What the exercise asks: Give all the lines below again, exactly, with no pictures.

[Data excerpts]

************

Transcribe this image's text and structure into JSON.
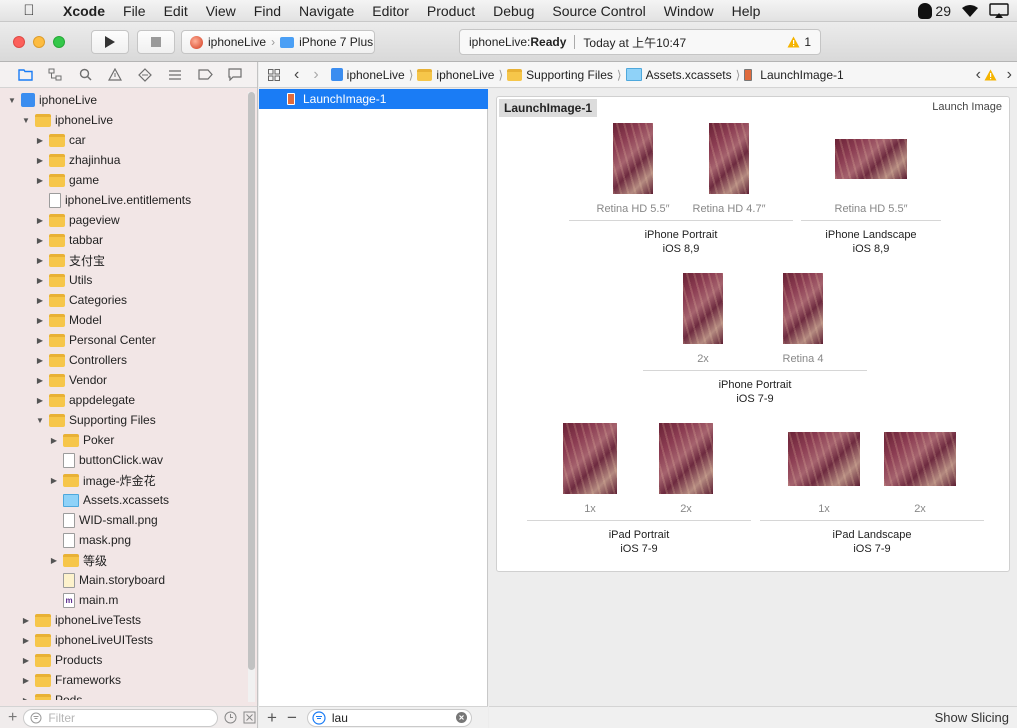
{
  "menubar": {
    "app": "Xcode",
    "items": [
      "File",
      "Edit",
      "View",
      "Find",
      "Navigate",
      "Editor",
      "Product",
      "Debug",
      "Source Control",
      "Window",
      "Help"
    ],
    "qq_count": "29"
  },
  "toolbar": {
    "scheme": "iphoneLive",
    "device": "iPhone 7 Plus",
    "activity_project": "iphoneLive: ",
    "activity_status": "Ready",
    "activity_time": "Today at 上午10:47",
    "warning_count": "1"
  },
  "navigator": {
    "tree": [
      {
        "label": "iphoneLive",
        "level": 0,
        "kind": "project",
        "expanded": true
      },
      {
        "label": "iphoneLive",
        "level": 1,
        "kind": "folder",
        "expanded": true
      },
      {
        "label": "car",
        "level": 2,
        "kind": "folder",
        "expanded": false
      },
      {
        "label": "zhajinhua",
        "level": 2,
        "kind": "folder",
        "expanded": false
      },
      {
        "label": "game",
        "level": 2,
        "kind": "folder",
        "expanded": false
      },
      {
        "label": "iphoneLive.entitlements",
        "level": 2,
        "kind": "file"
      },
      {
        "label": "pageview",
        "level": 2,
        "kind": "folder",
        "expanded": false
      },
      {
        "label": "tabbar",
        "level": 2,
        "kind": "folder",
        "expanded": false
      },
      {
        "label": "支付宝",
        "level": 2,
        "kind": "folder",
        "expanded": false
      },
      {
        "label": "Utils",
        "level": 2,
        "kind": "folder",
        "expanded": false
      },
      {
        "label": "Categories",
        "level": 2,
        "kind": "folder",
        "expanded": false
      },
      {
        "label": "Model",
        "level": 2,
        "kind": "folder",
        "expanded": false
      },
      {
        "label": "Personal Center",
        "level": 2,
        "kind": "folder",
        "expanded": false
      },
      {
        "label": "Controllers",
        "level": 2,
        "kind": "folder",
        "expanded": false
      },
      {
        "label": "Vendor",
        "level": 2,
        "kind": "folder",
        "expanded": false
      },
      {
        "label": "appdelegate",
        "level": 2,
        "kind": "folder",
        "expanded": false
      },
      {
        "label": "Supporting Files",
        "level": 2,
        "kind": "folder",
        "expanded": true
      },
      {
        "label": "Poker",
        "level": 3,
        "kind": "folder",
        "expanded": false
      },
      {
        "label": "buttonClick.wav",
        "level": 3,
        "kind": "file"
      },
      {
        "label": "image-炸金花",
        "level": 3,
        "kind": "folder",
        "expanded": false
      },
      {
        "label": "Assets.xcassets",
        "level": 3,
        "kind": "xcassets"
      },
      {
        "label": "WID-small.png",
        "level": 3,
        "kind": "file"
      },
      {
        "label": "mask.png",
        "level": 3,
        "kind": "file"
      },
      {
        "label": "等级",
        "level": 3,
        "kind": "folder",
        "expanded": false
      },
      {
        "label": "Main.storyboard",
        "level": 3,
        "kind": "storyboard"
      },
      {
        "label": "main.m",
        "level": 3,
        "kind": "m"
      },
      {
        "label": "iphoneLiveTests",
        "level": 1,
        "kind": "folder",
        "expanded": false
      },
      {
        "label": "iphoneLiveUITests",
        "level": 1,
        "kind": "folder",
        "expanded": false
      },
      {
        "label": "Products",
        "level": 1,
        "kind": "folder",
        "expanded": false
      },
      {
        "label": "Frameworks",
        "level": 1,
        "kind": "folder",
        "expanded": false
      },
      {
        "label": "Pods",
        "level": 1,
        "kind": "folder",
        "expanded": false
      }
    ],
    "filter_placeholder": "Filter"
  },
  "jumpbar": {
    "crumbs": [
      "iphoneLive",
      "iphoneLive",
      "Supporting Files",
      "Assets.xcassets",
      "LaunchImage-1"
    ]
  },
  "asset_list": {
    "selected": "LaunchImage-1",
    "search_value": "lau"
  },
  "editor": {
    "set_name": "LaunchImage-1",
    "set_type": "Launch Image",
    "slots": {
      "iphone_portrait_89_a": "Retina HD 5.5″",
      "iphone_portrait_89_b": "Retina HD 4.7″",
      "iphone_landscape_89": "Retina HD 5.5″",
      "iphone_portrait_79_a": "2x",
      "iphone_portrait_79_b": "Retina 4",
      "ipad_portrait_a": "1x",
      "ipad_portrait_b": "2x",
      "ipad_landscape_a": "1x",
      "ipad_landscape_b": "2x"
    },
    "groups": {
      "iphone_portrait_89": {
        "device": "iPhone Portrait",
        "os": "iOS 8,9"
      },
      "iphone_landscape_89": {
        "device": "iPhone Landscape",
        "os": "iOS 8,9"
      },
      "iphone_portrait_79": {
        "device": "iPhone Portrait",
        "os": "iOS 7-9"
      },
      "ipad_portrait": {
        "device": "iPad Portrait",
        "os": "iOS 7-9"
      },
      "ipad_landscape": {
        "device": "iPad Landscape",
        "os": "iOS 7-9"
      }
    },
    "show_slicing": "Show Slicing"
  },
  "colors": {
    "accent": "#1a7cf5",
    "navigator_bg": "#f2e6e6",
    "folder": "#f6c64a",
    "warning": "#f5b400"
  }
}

************

Written answer:
Transcribe this image's text and structure into JSON.
{
  "menubar": {
    "app": "Xcode",
    "items": [
      "File",
      "Edit",
      "View",
      "Find",
      "Navigate",
      "Editor",
      "Product",
      "Debug",
      "Source Control",
      "Window",
      "Help"
    ],
    "qq_count": "29"
  },
  "toolbar": {
    "scheme": "iphoneLive",
    "device": "iPhone 7 Plus",
    "activity_project": "iphoneLive: ",
    "activity_status": "Ready",
    "activity_time": "Today at 上午10:47",
    "warning_count": "1"
  },
  "navigator": {
    "tree": [
      {
        "label": "iphoneLive",
        "level": 0,
        "kind": "project",
        "expanded": true
      },
      {
        "label": "iphoneLive",
        "level": 1,
        "kind": "folder",
        "expanded": true
      },
      {
        "label": "car",
        "level": 2,
        "kind": "folder",
        "expanded": false
      },
      {
        "label": "zhajinhua",
        "level": 2,
        "kind": "folder",
        "expanded": false
      },
      {
        "label": "game",
        "level": 2,
        "kind": "folder",
        "expanded": false
      },
      {
        "label": "iphoneLive.entitlements",
        "level": 2,
        "kind": "file"
      },
      {
        "label": "pageview",
        "level": 2,
        "kind": "folder",
        "expanded": false
      },
      {
        "label": "tabbar",
        "level": 2,
        "kind": "folder",
        "expanded": false
      },
      {
        "label": "支付宝",
        "level": 2,
        "kind": "folder",
        "expanded": false
      },
      {
        "label": "Utils",
        "level": 2,
        "kind": "folder",
        "expanded": false
      },
      {
        "label": "Categories",
        "level": 2,
        "kind": "folder",
        "expanded": false
      },
      {
        "label": "Model",
        "level": 2,
        "kind": "folder",
        "expanded": false
      },
      {
        "label": "Personal Center",
        "level": 2,
        "kind": "folder",
        "expanded": false
      },
      {
        "label": "Controllers",
        "level": 2,
        "kind": "folder",
        "expanded": false
      },
      {
        "label": "Vendor",
        "level": 2,
        "kind": "folder",
        "expanded": false
      },
      {
        "label": "appdelegate",
        "level": 2,
        "kind": "folder",
        "expanded": false
      },
      {
        "label": "Supporting Files",
        "level": 2,
        "kind": "folder",
        "expanded": true
      },
      {
        "label": "Poker",
        "level": 3,
        "kind": "folder",
        "expanded": false
      },
      {
        "label": "buttonClick.wav",
        "level": 3,
        "kind": "file"
      },
      {
        "label": "image-炸金花",
        "level": 3,
        "kind": "folder",
        "expanded": false
      },
      {
        "label": "Assets.xcassets",
        "level": 3,
        "kind": "xcassets"
      },
      {
        "label": "WID-small.png",
        "level": 3,
        "kind": "file"
      },
      {
        "label": "mask.png",
        "level": 3,
        "kind": "file"
      },
      {
        "label": "等级",
        "level": 3,
        "kind": "folder",
        "expanded": false
      },
      {
        "label": "Main.storyboard",
        "level": 3,
        "kind": "storyboard"
      },
      {
        "label": "main.m",
        "level": 3,
        "kind": "m"
      },
      {
        "label": "iphoneLiveTests",
        "level": 1,
        "kind": "folder",
        "expanded": false
      },
      {
        "label": "iphoneLiveUITests",
        "level": 1,
        "kind": "folder",
        "expanded": false
      },
      {
        "label": "Products",
        "level": 1,
        "kind": "folder",
        "expanded": false
      },
      {
        "label": "Frameworks",
        "level": 1,
        "kind": "folder",
        "expanded": false
      },
      {
        "label": "Pods",
        "level": 1,
        "kind": "folder",
        "expanded": false
      }
    ],
    "filter_placeholder": "Filter"
  },
  "jumpbar": {
    "crumbs": [
      "iphoneLive",
      "iphoneLive",
      "Supporting Files",
      "Assets.xcassets",
      "LaunchImage-1"
    ]
  },
  "asset_list": {
    "selected": "LaunchImage-1",
    "search_value": "lau"
  },
  "editor": {
    "set_name": "LaunchImage-1",
    "set_type": "Launch Image",
    "slots": {
      "iphone_portrait_89_a": "Retina HD 5.5″",
      "iphone_portrait_89_b": "Retina HD 4.7″",
      "iphone_landscape_89": "Retina HD 5.5″",
      "iphone_portrait_79_a": "2x",
      "iphone_portrait_79_b": "Retina 4",
      "ipad_portrait_a": "1x",
      "ipad_portrait_b": "2x",
      "ipad_landscape_a": "1x",
      "ipad_landscape_b": "2x"
    },
    "groups": {
      "iphone_portrait_89": {
        "device": "iPhone Portrait",
        "os": "iOS 8,9"
      },
      "iphone_landscape_89": {
        "device": "iPhone Landscape",
        "os": "iOS 8,9"
      },
      "iphone_portrait_79": {
        "device": "iPhone Portrait",
        "os": "iOS 7-9"
      },
      "ipad_portrait": {
        "device": "iPad Portrait",
        "os": "iOS 7-9"
      },
      "ipad_landscape": {
        "device": "iPad Landscape",
        "os": "iOS 7-9"
      }
    },
    "show_slicing": "Show Slicing"
  },
  "colors": {
    "accent": "#1a7cf5",
    "navigator_bg": "#f2e6e6",
    "folder": "#f6c64a",
    "warning": "#f5b400"
  }
}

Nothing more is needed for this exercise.